# Objective
Give every line of the material again, exactly as written.

# Supplied material
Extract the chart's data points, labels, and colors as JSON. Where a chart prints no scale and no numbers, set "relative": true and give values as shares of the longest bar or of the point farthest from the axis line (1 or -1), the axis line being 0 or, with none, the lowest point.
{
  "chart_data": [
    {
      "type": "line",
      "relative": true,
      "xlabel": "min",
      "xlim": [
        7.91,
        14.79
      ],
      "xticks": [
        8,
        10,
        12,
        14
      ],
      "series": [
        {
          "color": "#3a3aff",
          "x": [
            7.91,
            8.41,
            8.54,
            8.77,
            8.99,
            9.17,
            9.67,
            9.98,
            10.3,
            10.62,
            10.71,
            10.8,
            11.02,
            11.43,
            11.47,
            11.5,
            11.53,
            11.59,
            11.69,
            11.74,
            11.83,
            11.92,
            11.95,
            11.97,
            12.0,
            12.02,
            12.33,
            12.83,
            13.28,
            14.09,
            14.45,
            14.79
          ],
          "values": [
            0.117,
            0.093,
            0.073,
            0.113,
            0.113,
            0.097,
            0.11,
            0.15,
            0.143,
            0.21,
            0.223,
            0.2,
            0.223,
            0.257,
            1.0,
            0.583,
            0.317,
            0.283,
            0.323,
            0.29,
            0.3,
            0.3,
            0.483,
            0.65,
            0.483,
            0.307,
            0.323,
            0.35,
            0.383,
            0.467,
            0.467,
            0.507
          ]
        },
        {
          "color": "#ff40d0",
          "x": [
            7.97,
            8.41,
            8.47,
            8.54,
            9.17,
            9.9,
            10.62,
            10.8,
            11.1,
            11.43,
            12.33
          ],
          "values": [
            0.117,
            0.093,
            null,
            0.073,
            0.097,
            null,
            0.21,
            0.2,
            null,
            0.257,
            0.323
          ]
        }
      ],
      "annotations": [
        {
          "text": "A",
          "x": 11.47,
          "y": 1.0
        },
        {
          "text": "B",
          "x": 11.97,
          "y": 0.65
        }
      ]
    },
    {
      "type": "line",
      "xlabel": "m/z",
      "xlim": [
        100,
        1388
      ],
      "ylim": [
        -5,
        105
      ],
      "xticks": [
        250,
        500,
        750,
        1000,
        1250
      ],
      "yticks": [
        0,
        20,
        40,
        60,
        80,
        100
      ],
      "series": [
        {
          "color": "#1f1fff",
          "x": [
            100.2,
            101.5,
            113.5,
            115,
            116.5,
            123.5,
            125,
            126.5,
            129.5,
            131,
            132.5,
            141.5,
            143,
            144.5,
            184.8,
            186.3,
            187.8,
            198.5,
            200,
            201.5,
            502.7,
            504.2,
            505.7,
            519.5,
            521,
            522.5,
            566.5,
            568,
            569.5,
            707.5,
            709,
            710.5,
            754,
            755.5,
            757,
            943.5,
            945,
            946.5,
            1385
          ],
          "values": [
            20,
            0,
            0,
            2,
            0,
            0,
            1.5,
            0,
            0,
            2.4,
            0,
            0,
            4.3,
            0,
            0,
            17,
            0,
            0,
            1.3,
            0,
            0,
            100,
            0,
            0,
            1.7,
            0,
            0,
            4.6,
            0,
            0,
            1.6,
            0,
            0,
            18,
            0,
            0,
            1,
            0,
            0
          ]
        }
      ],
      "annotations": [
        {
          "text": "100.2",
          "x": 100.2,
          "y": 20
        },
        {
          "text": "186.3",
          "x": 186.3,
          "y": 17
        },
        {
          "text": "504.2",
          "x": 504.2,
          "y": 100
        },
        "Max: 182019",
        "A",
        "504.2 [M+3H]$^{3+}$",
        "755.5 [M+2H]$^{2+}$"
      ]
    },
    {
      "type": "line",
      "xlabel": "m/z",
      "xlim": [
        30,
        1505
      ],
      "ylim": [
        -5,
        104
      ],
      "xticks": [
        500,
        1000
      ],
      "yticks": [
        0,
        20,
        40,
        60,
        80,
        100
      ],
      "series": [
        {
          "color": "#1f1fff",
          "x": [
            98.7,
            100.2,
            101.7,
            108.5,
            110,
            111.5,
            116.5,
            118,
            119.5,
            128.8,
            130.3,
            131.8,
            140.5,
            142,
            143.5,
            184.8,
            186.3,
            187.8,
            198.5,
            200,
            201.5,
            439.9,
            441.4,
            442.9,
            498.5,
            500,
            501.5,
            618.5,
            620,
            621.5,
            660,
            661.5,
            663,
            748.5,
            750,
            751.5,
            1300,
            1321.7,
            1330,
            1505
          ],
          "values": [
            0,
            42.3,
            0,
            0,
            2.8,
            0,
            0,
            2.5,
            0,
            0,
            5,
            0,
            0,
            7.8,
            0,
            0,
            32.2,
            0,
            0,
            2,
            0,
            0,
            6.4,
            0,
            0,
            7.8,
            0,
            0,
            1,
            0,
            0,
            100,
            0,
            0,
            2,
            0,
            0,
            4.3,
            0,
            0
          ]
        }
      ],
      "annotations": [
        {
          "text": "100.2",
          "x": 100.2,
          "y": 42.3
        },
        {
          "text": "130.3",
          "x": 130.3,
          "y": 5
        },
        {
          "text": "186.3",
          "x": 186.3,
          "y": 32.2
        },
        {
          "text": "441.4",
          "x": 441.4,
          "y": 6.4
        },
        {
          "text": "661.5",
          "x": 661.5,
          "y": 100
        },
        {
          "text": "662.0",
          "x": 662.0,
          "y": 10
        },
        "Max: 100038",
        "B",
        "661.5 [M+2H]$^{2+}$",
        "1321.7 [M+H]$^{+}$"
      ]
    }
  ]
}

# Completed exercise
Extract the chart's data points, labels, and colors as JSON. Where a chart prints no scale and no numbers, set "relative": true and give values as shares of the longest bar or of the point farthest from the axis line (1 or -1), the axis line being 0 or, with none, the lowest point.
{
  "chart_data": [
    {
      "type": "line",
      "relative": true,
      "xlabel": "min",
      "xlim": [
        7.91,
        14.79
      ],
      "xticks": [
        8,
        10,
        12,
        14
      ],
      "series": [
        {
          "color": "#3a3aff",
          "x": [
            7.91,
            8.41,
            8.54,
            8.77,
            8.99,
            9.17,
            9.67,
            9.98,
            10.3,
            10.62,
            10.71,
            10.8,
            11.02,
            11.43,
            11.47,
            11.5,
            11.53,
            11.59,
            11.69,
            11.74,
            11.83,
            11.92,
            11.95,
            11.97,
            12.0,
            12.02,
            12.33,
            12.83,
            13.28,
            14.09,
            14.45,
            14.79
          ],
          "values": [
            0.117,
            0.093,
            0.073,
            0.113,
            0.113,
            0.097,
            0.11,
            0.15,
            0.143,
            0.21,
            0.223,
            0.2,
            0.223,
            0.257,
            1.0,
            0.583,
            0.317,
            0.283,
            0.323,
            0.29,
            0.3,
            0.3,
            0.483,
            0.65,
            0.483,
            0.307,
            0.323,
            0.35,
            0.383,
            0.467,
            0.467,
            0.507
          ]
        },
        {
          "color": "#ff40d0",
          "x": [
            7.97,
            8.41,
            8.47,
            8.54,
            9.17,
            9.9,
            10.62,
            10.8,
            11.1,
            11.43,
            12.33
          ],
          "values": [
            0.117,
            0.093,
            null,
            0.073,
            0.097,
            null,
            0.21,
            0.2,
            null,
            0.257,
            0.323
          ]
        }
      ],
      "annotations": [
        {
          "text": "A",
          "x": 11.47,
          "y": 1.0
        },
        {
          "text": "B",
          "x": 11.97,
          "y": 0.65
        }
      ]
    },
    {
      "type": "line",
      "xlabel": "m/z",
      "xlim": [
        100,
        1388
      ],
      "ylim": [
        -5,
        105
      ],
      "xticks": [
        250,
        500,
        750,
        1000,
        1250
      ],
      "yticks": [
        0,
        20,
        40,
        60,
        80,
        100
      ],
      "series": [
        {
          "color": "#1f1fff",
          "x": [
            100.2,
            101.5,
            113.5,
            115,
            116.5,
            123.5,
            125,
            126.5,
            129.5,
            131,
            132.5,
            141.5,
            143,
            144.5,
            184.8,
            186.3,
            187.8,
            198.5,
            200,
            201.5,
            502.7,
            504.2,
            505.7,
            519.5,
            521,
            522.5,
            566.5,
            568,
            569.5,
            707.5,
            709,
            710.5,
            754,
            755.5,
            757,
            943.5,
            945,
            946.5,
            1385
          ],
          "values": [
            20,
            0,
            0,
            2,
            0,
            0,
            1.5,
            0,
            0,
            2.4,
            0,
            0,
            4.3,
            0,
            0,
            17,
            0,
            0,
            1.3,
            0,
            0,
            100,
            0,
            0,
            1.7,
            0,
            0,
            4.6,
            0,
            0,
            1.6,
            0,
            0,
            18,
            0,
            0,
            1,
            0,
            0
          ]
        }
      ],
      "annotations": [
        {
          "text": "100.2",
          "x": 100.2,
          "y": 20
        },
        {
          "text": "186.3",
          "x": 186.3,
          "y": 17
        },
        {
          "text": "504.2",
          "x": 504.2,
          "y": 100
        },
        "Max: 182019",
        "A",
        "504.2 [M+3H]$^{3+}$",
        "755.5 [M+2H]$^{2+}$"
      ]
    },
    {
      "type": "line",
      "xlabel": "m/z",
      "xlim": [
        30,
        1505
      ],
      "ylim": [
        -5,
        104
      ],
      "xticks": [
        500,
        1000
      ],
      "yticks": [
        0,
        20,
        40,
        60,
        80,
        100
      ],
      "series": [
        {
          "color": "#1f1fff",
          "x": [
            98.7,
            100.2,
            101.7,
            108.5,
            110,
            111.5,
            116.5,
            118,
            119.5,
            128.8,
            130.3,
            131.8,
            140.5,
            142,
            143.5,
            184.8,
            186.3,
            187.8,
            198.5,
            200,
            201.5,
            439.9,
            441.4,
            442.9,
            498.5,
            500,
            501.5,
            618.5,
            620,
            621.5,
            660,
            661.5,
            663,
            748.5,
            750,
            751.5,
            1300,
            1321.7,
            1330,
            1505
          ],
          "values": [
            0,
            42.3,
            0,
            0,
            2.8,
            0,
            0,
            2.5,
            0,
            0,
            5,
            0,
            0,
            7.8,
            0,
            0,
            32.2,
            0,
            0,
            2,
            0,
            0,
            6.4,
            0,
            0,
            7.8,
            0,
            0,
            1,
            0,
            0,
            100,
            0,
            0,
            2,
            0,
            0,
            4.3,
            0,
            0
          ]
        }
      ],
      "annotations": [
        {
          "text": "100.2",
          "x": 100.2,
          "y": 42.3
        },
        {
          "text": "130.3",
          "x": 130.3,
          "y": 5
        },
        {
          "text": "186.3",
          "x": 186.3,
          "y": 32.2
        },
        {
          "text": "441.4",
          "x": 441.4,
          "y": 6.4
        },
        {
          "text": "661.5",
          "x": 661.5,
          "y": 100
        },
        {
          "text": "662.0",
          "x": 662.0,
          "y": 10
        },
        "Max: 100038",
        "B",
        "661.5 [M+2H]$^{2+}$",
        "1321.7 [M+H]$^{+}$"
      ]
    }
  ]
}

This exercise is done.